═══ TEXTO PROPORCIONADO ═══

Madrid 11 de Mayo de 1891.

SABINA DE ALVEAR.

(1) Nul grand homme pour son laquais: no hay grande hombre para su doméstico.

INTRODUCCIÓN

ONTILLA, ciudad de la provincia, antiguo reino de Córdoba, ha tenido nombre con alguna celebridad en los anales de la Historia desde tiempos remotos, por haber sido, por su admirable situación estratégica, la fertilidad de su terreno y otras muchas ventajas naturales, paso de ejércitos y asiento de varios sucesos importantes en casi todos los períodos de las guerras extranjeras ó civiles que han ensangrentado tan á menudo el suelo de nuestra codiciada España; griegos y romanos, godos y árabes, por allí pasaron y asentaron su poder, y de ello dan indudable testimonio, no sólo los recuerdos de la Historia, sino, aun al presente, las innumerables ruinas, que por doquier se encuentran al hacer cualquiera excavación, de sepulcros, caminos subterráneos y muros, lápidas, inscripciones, monedas, alhajas y otros muchos objetos, vestigios de aquellas diferentes razas que todavía yacen enterrados en medio de los extensos viñedos que producen el riquí

simo vino de Montilla (al que el de Jerez, tan renombrado y conocido del mundo, rinde las armas, llamando al mejor de los suyos amontillado, por suponer que algo se le parece), y de los olivares, huertas y cortijos de su cultivado término.

Julio César, en persecución de los hijos de Pompeyo, pasó por allí, y en sus alrededores fué probablemente la famosa batalla de Munda, según grandes indicios y antiguos autores y modernos, si bien otros lo cuestionen; como también su antiguo nombre romano de Ullía, Monte Ullia, de que tan fácil y naturalmente parece derivarse el de Montilla, prefiriendo aplicarlo á otro lugar vecino.

Pasada la invasión de los árabes, y durante el califato de Córdoba, Montilla, como todos los pueblos de las cercanías de la capital (pues sólo dista de ella seis leguas), disfrutó de gran prosperidad material. Fué reconquistada luego por el santo Rey Fernando, que la pobló con sus guerreros, de los que aún llevan nombre algunas calles, y ya hasta concluir la secular epopeya con la toma de Granada, plaza fronteriza entre moros y cristianos, teatro fué de continuas algaradas y rudos combates; si bien su fuerte é inexpugnable castillo, sentado en lo más alto del monte que la denomina, jamás volvió á caer en manos del infiel. En él, hermosa morada de sus ilustres progenitores, nació aquel, entre todos los caudillos célebres de aquella guerrera época, el más famoso, aquel que mereció llevar por distintivo y excelencia el nombre de el Gran Capitán, el sin par D. Gonzalo Fernández de Córdova.

Muchas fueron sus glorias, muchos y grandes los servicios que á la España y sus Reyes hiciera aquel hombre, grande, en efecto, á todas luces; pero no le fué dado el salvar de una espantosa catástrofe el magnífico castillo do naciera. Lo había hermoseado con mármoles y notabilísimas obras de arte, enriquecido con lujosísimo mueblaje, tapices, armas, etc., traídos de lejanas tierras, ilustrados recuerdos de sus viajes, trofeos de sus victorias.

═══

• _QUÉ HACER_
1/ Reproduce el fragmento del texto sobre Montilla que va desde "Pasada la invasión" hasta "Fernández de Córdova.".
2/ Según el texto sobre Montilla, ¿quién reconquistó la ciudad tras la época del califato de Córdoba?
3/ ¿Por qué, según el texto sobre Montilla, ha tenido la ciudad cierta celebridad en los anales de la Historia desde tiempos remotos?

═══ EXTRACTO DE DATOS ═══

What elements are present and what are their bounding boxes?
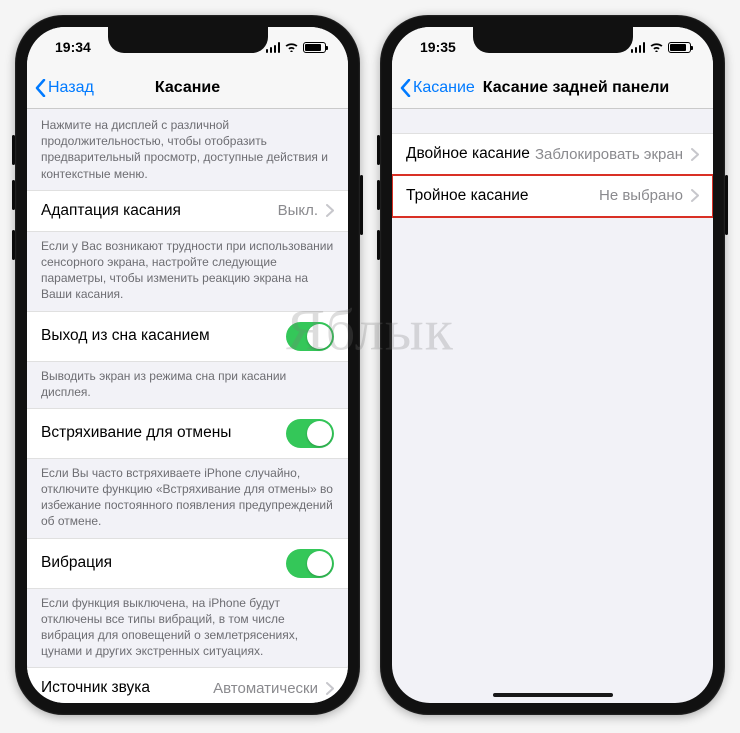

═══

• _EJERCICIO RESUELTO_
1/
Pasada la invasión de los árabes, y durante el califato de Córdoba, Montilla, como todos los pueblos de las cercanías de la capital (pues sólo dista de ella seis leguas), disfrutó de gran prosperidad material. Fué reconquistada luego por el santo Rey Fernando, que la pobló con sus guerreros, de los que aún llevan nombre algunas calles, y ya hasta concluir la secular epopeya con la toma de Granada, plaza fronteriza entre moros y cristianos, teatro fué de continuas algaradas y rudos combates; si bien su fuerte é inexpugnable castillo, sentado en lo más alto del monte que la denomina, jamás volvió á caer en manos del infiel. En él, hermosa morada de sus ilustres progenitores, nació aquel, entre todos los caudillos célebres de aquella guerrera época, el más famoso, aquel que mereció llevar por distintivo y excelencia el nombre de el Gran Capitán, el sin par D. Gonzalo Fernández de Córdova.

2/ La reconquistó el santo Rey Fernando, que la pobló con sus guerreros.

3/ Porque su admirable situación estratégica, la fertilidad de su terreno y otras muchas ventajas naturales la hicieron paso de ejércitos. También fue asiento de varios sucesos importantes en casi todos los períodos de las guerras extranjeras o civiles de España.